> [Given information]
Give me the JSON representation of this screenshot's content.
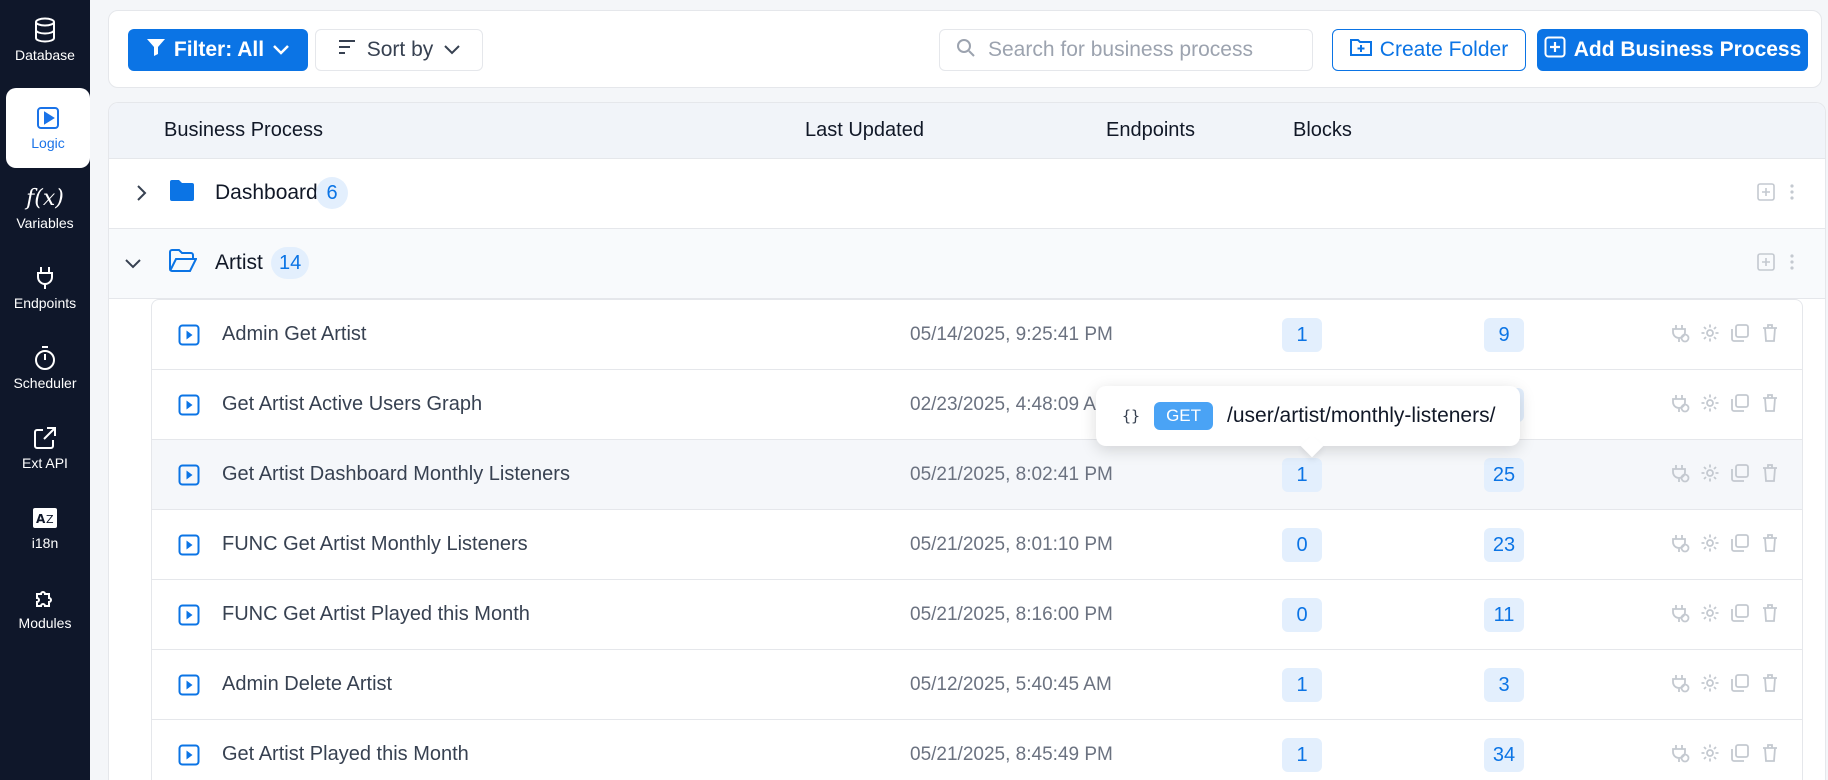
{
  "sidebar": {
    "items": [
      {
        "label": "Database",
        "icon": "database-icon"
      },
      {
        "label": "Logic",
        "icon": "play-square-icon",
        "active": true
      },
      {
        "label": "Variables",
        "icon": "function-icon"
      },
      {
        "label": "Endpoints",
        "icon": "plug-icon"
      },
      {
        "label": "Scheduler",
        "icon": "stopwatch-icon"
      },
      {
        "label": "Ext API",
        "icon": "external-link-icon"
      },
      {
        "label": "i18n",
        "icon": "translate-icon"
      },
      {
        "label": "Modules",
        "icon": "puzzle-icon"
      }
    ]
  },
  "toolbar": {
    "filter_label": "Filter: All",
    "sort_label": "Sort by",
    "search_placeholder": "Search for business process",
    "create_folder_label": "Create Folder",
    "add_process_label": "Add Business Process"
  },
  "table": {
    "headers": {
      "process": "Business Process",
      "updated": "Last Updated",
      "endpoints": "Endpoints",
      "blocks": "Blocks"
    },
    "folders": [
      {
        "name": "Dashboard",
        "count": "6",
        "expanded": false
      },
      {
        "name": "Artist",
        "count": "14",
        "expanded": true
      }
    ],
    "rows": [
      {
        "name": "Admin Get Artist",
        "updated": "05/14/2025, 9:25:41 PM",
        "endpoints": "1",
        "blocks": "9"
      },
      {
        "name": "Get Artist Active Users Graph",
        "updated": "02/23/2025, 4:48:09 AM",
        "endpoints": "",
        "blocks": ""
      },
      {
        "name": "Get Artist Dashboard Monthly Listeners",
        "updated": "05/21/2025, 8:02:41 PM",
        "endpoints": "1",
        "blocks": "25"
      },
      {
        "name": "FUNC Get Artist Monthly Listeners",
        "updated": "05/21/2025, 8:01:10 PM",
        "endpoints": "0",
        "blocks": "23"
      },
      {
        "name": "FUNC Get Artist Played this Month",
        "updated": "05/21/2025, 8:16:00 PM",
        "endpoints": "0",
        "blocks": "11"
      },
      {
        "name": "Admin Delete Artist",
        "updated": "05/12/2025, 5:40:45 AM",
        "endpoints": "1",
        "blocks": "3"
      },
      {
        "name": "Get Artist Played this Month",
        "updated": "05/21/2025, 8:45:49 PM",
        "endpoints": "1",
        "blocks": "34"
      }
    ]
  },
  "tooltip": {
    "method": "GET",
    "path": "/user/artist/monthly-listeners/"
  },
  "colors": {
    "sidebar_bg": "#0f172a",
    "accent": "#0b74e5",
    "badge_bg": "#e3effd"
  }
}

> [Given instruction] Exclude the pictures and transcribe all of the entries exactly.

> [Solved problem]
Give me the JSON representation of this screenshot's content.
{
  "sidebar": {
    "items": [
      {
        "label": "Database",
        "icon": "database-icon"
      },
      {
        "label": "Logic",
        "icon": "play-square-icon",
        "active": true
      },
      {
        "label": "Variables",
        "icon": "function-icon"
      },
      {
        "label": "Endpoints",
        "icon": "plug-icon"
      },
      {
        "label": "Scheduler",
        "icon": "stopwatch-icon"
      },
      {
        "label": "Ext API",
        "icon": "external-link-icon"
      },
      {
        "label": "i18n",
        "icon": "translate-icon"
      },
      {
        "label": "Modules",
        "icon": "puzzle-icon"
      }
    ]
  },
  "toolbar": {
    "filter_label": "Filter: All",
    "sort_label": "Sort by",
    "search_placeholder": "Search for business process",
    "create_folder_label": "Create Folder",
    "add_process_label": "Add Business Process"
  },
  "table": {
    "headers": {
      "process": "Business Process",
      "updated": "Last Updated",
      "endpoints": "Endpoints",
      "blocks": "Blocks"
    },
    "folders": [
      {
        "name": "Dashboard",
        "count": "6",
        "expanded": false
      },
      {
        "name": "Artist",
        "count": "14",
        "expanded": true
      }
    ],
    "rows": [
      {
        "name": "Admin Get Artist",
        "updated": "05/14/2025, 9:25:41 PM",
        "endpoints": "1",
        "blocks": "9"
      },
      {
        "name": "Get Artist Active Users Graph",
        "updated": "02/23/2025, 4:48:09 AM",
        "endpoints": "",
        "blocks": ""
      },
      {
        "name": "Get Artist Dashboard Monthly Listeners",
        "updated": "05/21/2025, 8:02:41 PM",
        "endpoints": "1",
        "blocks": "25"
      },
      {
        "name": "FUNC Get Artist Monthly Listeners",
        "updated": "05/21/2025, 8:01:10 PM",
        "endpoints": "0",
        "blocks": "23"
      },
      {
        "name": "FUNC Get Artist Played this Month",
        "updated": "05/21/2025, 8:16:00 PM",
        "endpoints": "0",
        "blocks": "11"
      },
      {
        "name": "Admin Delete Artist",
        "updated": "05/12/2025, 5:40:45 AM",
        "endpoints": "1",
        "blocks": "3"
      },
      {
        "name": "Get Artist Played this Month",
        "updated": "05/21/2025, 8:45:49 PM",
        "endpoints": "1",
        "blocks": "34"
      }
    ]
  },
  "tooltip": {
    "method": "GET",
    "path": "/user/artist/monthly-listeners/"
  },
  "colors": {
    "sidebar_bg": "#0f172a",
    "accent": "#0b74e5",
    "badge_bg": "#e3effd"
  }
}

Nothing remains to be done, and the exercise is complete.